What you will do>
Reproduce the following material exactly, including every line.

Entries shown>
***

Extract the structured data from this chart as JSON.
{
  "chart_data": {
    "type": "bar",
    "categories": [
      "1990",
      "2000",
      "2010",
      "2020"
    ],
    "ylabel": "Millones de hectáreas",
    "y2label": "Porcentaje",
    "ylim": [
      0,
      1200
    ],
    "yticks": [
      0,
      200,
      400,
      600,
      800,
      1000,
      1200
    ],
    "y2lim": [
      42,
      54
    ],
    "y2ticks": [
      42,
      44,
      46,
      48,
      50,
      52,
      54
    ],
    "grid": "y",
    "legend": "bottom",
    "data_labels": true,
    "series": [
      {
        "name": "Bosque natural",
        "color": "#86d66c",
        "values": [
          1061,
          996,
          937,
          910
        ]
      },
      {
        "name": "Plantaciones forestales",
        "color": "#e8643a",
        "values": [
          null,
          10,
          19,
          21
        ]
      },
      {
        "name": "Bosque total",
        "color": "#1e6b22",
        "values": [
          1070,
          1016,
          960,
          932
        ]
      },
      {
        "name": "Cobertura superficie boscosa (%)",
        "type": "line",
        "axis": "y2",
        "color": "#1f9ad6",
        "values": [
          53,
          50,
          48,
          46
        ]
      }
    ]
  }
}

***

Solved exercise>
Extract the structured data from this chart as JSON.
{
  "chart_data": {
    "type": "bar",
    "categories": [
      "1990",
      "2000",
      "2010",
      "2020"
    ],
    "ylabel": "Millones de hectáreas",
    "y2label": "Porcentaje",
    "ylim": [
      0,
      1200
    ],
    "yticks": [
      0,
      200,
      400,
      600,
      800,
      1000,
      1200
    ],
    "y2lim": [
      42,
      54
    ],
    "y2ticks": [
      42,
      44,
      46,
      48,
      50,
      52,
      54
    ],
    "grid": "y",
    "legend": "bottom",
    "data_labels": true,
    "series": [
      {
        "name": "Bosque natural",
        "color": "#86d66c",
        "values": [
          1061,
          996,
          937,
          910
        ]
      },
      {
        "name": "Plantaciones forestales",
        "color": "#e8643a",
        "values": [
          null,
          10,
          19,
          21
        ]
      },
      {
        "name": "Bosque total",
        "color": "#1e6b22",
        "values": [
          1070,
          1016,
          960,
          932
        ]
      },
      {
        "name": "Cobertura superficie boscosa (%)",
        "type": "line",
        "axis": "y2",
        "color": "#1f9ad6",
        "values": [
          53,
          50,
          48,
          46
        ]
      }
    ]
  }
}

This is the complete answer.